* **DO THIS**
Write out the whole of the material exactly.

Lines of data
--- Begin ---

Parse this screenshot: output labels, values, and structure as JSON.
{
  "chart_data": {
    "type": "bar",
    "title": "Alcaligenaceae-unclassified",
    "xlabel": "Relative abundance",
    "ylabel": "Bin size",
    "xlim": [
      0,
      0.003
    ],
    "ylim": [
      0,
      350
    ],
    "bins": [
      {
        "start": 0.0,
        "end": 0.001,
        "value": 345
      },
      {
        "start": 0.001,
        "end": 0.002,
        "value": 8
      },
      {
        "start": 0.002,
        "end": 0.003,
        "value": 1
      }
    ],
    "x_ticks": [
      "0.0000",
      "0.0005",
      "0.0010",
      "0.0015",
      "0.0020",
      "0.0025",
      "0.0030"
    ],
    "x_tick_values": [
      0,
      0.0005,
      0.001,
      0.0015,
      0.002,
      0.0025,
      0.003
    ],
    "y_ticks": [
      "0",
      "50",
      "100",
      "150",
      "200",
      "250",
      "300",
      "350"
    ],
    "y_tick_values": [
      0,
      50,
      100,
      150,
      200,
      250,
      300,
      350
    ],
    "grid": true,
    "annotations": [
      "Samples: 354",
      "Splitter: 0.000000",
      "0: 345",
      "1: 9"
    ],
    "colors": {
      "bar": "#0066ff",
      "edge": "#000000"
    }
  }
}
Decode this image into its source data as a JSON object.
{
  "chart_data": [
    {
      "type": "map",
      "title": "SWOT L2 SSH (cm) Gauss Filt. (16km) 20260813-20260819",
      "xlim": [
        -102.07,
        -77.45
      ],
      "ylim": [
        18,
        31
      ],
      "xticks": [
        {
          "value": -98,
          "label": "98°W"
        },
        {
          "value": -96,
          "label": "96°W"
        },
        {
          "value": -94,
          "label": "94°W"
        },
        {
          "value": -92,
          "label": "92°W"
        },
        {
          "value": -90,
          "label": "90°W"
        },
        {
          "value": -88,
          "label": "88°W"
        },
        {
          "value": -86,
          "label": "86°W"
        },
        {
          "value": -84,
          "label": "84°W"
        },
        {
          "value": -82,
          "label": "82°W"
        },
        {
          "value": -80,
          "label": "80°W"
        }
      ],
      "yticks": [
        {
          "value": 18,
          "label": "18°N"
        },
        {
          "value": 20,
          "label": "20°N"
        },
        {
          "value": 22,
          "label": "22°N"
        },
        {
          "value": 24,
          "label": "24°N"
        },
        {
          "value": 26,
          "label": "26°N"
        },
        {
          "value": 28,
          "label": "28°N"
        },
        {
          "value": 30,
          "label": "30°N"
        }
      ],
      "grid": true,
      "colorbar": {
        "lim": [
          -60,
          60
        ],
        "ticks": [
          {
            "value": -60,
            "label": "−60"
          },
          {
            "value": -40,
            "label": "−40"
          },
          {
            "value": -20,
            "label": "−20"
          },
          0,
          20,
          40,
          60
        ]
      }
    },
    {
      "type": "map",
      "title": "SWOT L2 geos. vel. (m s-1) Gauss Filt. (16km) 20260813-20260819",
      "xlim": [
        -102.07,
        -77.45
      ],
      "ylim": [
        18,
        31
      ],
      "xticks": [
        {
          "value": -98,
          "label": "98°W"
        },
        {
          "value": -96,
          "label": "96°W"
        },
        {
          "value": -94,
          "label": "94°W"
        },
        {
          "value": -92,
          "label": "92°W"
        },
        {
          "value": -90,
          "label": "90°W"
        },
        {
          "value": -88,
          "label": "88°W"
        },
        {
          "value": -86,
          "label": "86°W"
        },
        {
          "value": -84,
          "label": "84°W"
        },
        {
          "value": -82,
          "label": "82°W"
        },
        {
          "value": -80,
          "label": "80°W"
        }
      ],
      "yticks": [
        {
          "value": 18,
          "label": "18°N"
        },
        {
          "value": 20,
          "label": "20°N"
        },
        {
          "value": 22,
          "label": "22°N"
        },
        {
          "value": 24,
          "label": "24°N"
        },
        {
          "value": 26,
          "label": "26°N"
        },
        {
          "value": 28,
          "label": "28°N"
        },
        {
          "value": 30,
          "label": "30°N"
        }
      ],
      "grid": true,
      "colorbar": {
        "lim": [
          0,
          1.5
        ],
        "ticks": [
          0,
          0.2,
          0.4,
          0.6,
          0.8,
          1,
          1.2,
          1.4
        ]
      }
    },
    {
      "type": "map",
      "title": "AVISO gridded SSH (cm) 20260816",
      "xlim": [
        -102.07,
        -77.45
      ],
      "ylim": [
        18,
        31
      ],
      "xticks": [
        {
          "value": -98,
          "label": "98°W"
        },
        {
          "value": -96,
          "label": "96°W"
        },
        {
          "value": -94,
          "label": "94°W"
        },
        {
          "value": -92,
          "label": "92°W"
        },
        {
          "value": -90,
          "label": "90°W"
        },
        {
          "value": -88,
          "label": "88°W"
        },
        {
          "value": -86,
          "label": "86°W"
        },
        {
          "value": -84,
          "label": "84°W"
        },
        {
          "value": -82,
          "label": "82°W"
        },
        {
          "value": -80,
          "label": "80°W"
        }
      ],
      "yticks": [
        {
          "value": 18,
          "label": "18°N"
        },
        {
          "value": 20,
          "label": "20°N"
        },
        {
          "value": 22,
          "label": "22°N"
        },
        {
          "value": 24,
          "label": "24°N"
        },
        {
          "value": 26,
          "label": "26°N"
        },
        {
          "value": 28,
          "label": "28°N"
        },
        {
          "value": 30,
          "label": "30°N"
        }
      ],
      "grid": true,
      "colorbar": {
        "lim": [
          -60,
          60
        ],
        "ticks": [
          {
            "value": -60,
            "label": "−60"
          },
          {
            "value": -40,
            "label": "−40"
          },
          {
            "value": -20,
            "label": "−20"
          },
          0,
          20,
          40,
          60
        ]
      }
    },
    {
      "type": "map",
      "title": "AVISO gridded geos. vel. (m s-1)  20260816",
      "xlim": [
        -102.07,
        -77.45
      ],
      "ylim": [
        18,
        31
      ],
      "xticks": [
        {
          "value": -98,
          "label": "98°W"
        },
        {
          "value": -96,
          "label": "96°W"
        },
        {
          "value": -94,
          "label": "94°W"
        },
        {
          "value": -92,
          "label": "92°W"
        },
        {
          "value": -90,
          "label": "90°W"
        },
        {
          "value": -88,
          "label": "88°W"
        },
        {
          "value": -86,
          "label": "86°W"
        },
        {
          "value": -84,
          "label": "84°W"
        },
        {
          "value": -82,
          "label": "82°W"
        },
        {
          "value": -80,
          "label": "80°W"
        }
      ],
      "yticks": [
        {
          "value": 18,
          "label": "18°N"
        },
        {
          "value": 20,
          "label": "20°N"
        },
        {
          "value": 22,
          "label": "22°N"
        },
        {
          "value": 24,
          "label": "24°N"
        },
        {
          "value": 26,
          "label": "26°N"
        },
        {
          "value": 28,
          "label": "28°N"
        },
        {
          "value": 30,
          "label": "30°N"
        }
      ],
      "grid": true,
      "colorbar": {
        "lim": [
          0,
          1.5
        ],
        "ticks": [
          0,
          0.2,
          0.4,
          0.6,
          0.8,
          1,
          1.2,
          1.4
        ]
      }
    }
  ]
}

--- End ---

* **WRITTEN SOLUTION**
Parse this screenshot: output labels, values, and structure as JSON.
{
  "chart_data": {
    "type": "bar",
    "title": "Alcaligenaceae-unclassified",
    "xlabel": "Relative abundance",
    "ylabel": "Bin size",
    "xlim": [
      0,
      0.003
    ],
    "ylim": [
      0,
      350
    ],
    "bins": [
      {
        "start": 0.0,
        "end": 0.001,
        "value": 345
      },
      {
        "start": 0.001,
        "end": 0.002,
        "value": 8
      },
      {
        "start": 0.002,
        "end": 0.003,
        "value": 1
      }
    ],
    "x_ticks": [
      "0.0000",
      "0.0005",
      "0.0010",
      "0.0015",
      "0.0020",
      "0.0025",
      "0.0030"
    ],
    "x_tick_values": [
      0,
      0.0005,
      0.001,
      0.0015,
      0.002,
      0.0025,
      0.003
    ],
    "y_ticks": [
      "0",
      "50",
      "100",
      "150",
      "200",
      "250",
      "300",
      "350"
    ],
    "y_tick_values": [
      0,
      50,
      100,
      150,
      200,
      250,
      300,
      350
    ],
    "grid": true,
    "annotations": [
      "Samples: 354",
      "Splitter: 0.000000",
      "0: 345",
      "1: 9"
    ],
    "colors": {
      "bar": "#0066ff",
      "edge": "#000000"
    }
  }
}
Decode this image into its source data as a JSON object.
{
  "chart_data": [
    {
      "type": "map",
      "title": "SWOT L2 SSH (cm) Gauss Filt. (16km) 20260813-20260819",
      "xlim": [
        -102.07,
        -77.45
      ],
      "ylim": [
        18,
        31
      ],
      "xticks": [
        {
          "value": -98,
          "label": "98°W"
        },
        {
          "value": -96,
          "label": "96°W"
        },
        {
          "value": -94,
          "label": "94°W"
        },
        {
          "value": -92,
          "label": "92°W"
        },
        {
          "value": -90,
          "label": "90°W"
        },
        {
          "value": -88,
          "label": "88°W"
        },
        {
          "value": -86,
          "label": "86°W"
        },
        {
          "value": -84,
          "label": "84°W"
        },
        {
          "value": -82,
          "label": "82°W"
        },
        {
          "value": -80,
          "label": "80°W"
        }
      ],
      "yticks": [
        {
          "value": 18,
          "label": "18°N"
        },
        {
          "value": 20,
          "label": "20°N"
        },
        {
          "value": 22,
          "label": "22°N"
        },
        {
          "value": 24,
          "label": "24°N"
        },
        {
          "value": 26,
          "label": "26°N"
        },
        {
          "value": 28,
          "label": "28°N"
        },
        {
          "value": 30,
          "label": "30°N"
        }
      ],
      "grid": true,
      "colorbar": {
        "lim": [
          -60,
          60
        ],
        "ticks": [
          {
            "value": -60,
            "label": "−60"
          },
          {
            "value": -40,
            "label": "−40"
          },
          {
            "value": -20,
            "label": "−20"
          },
          0,
          20,
          40,
          60
        ]
      }
    },
    {
      "type": "map",
      "title": "SWOT L2 geos. vel. (m s-1) Gauss Filt. (16km) 20260813-20260819",
      "xlim": [
        -102.07,
        -77.45
      ],
      "ylim": [
        18,
        31
      ],
      "xticks": [
        {
          "value": -98,
          "label": "98°W"
        },
        {
          "value": -96,
          "label": "96°W"
        },
        {
          "value": -94,
          "label": "94°W"
        },
        {
          "value": -92,
          "label": "92°W"
        },
        {
          "value": -90,
          "label": "90°W"
        },
        {
          "value": -88,
          "label": "88°W"
        },
        {
          "value": -86,
          "label": "86°W"
        },
        {
          "value": -84,
          "label": "84°W"
        },
        {
          "value": -82,
          "label": "82°W"
        },
        {
          "value": -80,
          "label": "80°W"
        }
      ],
      "yticks": [
        {
          "value": 18,
          "label": "18°N"
        },
        {
          "value": 20,
          "label": "20°N"
        },
        {
          "value": 22,
          "label": "22°N"
        },
        {
          "value": 24,
          "label": "24°N"
        },
        {
          "value": 26,
          "label": "26°N"
        },
        {
          "value": 28,
          "label": "28°N"
        },
        {
          "value": 30,
          "label": "30°N"
        }
      ],
      "grid": true,
      "colorbar": {
        "lim": [
          0,
          1.5
        ],
        "ticks": [
          0,
          0.2,
          0.4,
          0.6,
          0.8,
          1,
          1.2,
          1.4
        ]
      }
    },
    {
      "type": "map",
      "title": "AVISO gridded SSH (cm) 20260816",
      "xlim": [
        -102.07,
        -77.45
      ],
      "ylim": [
        18,
        31
      ],
      "xticks": [
        {
          "value": -98,
          "label": "98°W"
        },
        {
          "value": -96,
          "label": "96°W"
        },
        {
          "value": -94,
          "label": "94°W"
        },
        {
          "value": -92,
          "label": "92°W"
        },
        {
          "value": -90,
          "label": "90°W"
        },
        {
          "value": -88,
          "label": "88°W"
        },
        {
          "value": -86,
          "label": "86°W"
        },
        {
          "value": -84,
          "label": "84°W"
        },
        {
          "value": -82,
          "label": "82°W"
        },
        {
          "value": -80,
          "label": "80°W"
        }
      ],
      "yticks": [
        {
          "value": 18,
          "label": "18°N"
        },
        {
          "value": 20,
          "label": "20°N"
        },
        {
          "value": 22,
          "label": "22°N"
        },
        {
          "value": 24,
          "label": "24°N"
        },
        {
          "value": 26,
          "label": "26°N"
        },
        {
          "value": 28,
          "label": "28°N"
        },
        {
          "value": 30,
          "label": "30°N"
        }
      ],
      "grid": true,
      "colorbar": {
        "lim": [
          -60,
          60
        ],
        "ticks": [
          {
            "value": -60,
            "label": "−60"
          },
          {
            "value": -40,
            "label": "−40"
          },
          {
            "value": -20,
            "label": "−20"
          },
          0,
          20,
          40,
          60
        ]
      }
    },
    {
      "type": "map",
      "title": "AVISO gridded geos. vel. (m s-1)  20260816",
      "xlim": [
        -102.07,
        -77.45
      ],
      "ylim": [
        18,
        31
      ],
      "xticks": [
        {
          "value": -98,
          "label": "98°W"
        },
        {
          "value": -96,
          "label": "96°W"
        },
        {
          "value": -94,
          "label": "94°W"
        },
        {
          "value": -92,
          "label": "92°W"
        },
        {
          "value": -90,
          "label": "90°W"
        },
        {
          "value": -88,
          "label": "88°W"
        },
        {
          "value": -86,
          "label": "86°W"
        },
        {
          "value": -84,
          "label": "84°W"
        },
        {
          "value": -82,
          "label": "82°W"
        },
        {
          "value": -80,
          "label": "80°W"
        }
      ],
      "yticks": [
        {
          "value": 18,
          "label": "18°N"
        },
        {
          "value": 20,
          "label": "20°N"
        },
        {
          "value": 22,
          "label": "22°N"
        },
        {
          "value": 24,
          "label": "24°N"
        },
        {
          "value": 26,
          "label": "26°N"
        },
        {
          "value": 28,
          "label": "28°N"
        },
        {
          "value": 30,
          "label": "30°N"
        }
      ],
      "grid": true,
      "colorbar": {
        "lim": [
          0,
          1.5
        ],
        "ticks": [
          0,
          0.2,
          0.4,
          0.6,
          0.8,
          1,
          1.2,
          1.4
        ]
      }
    }
  ]
}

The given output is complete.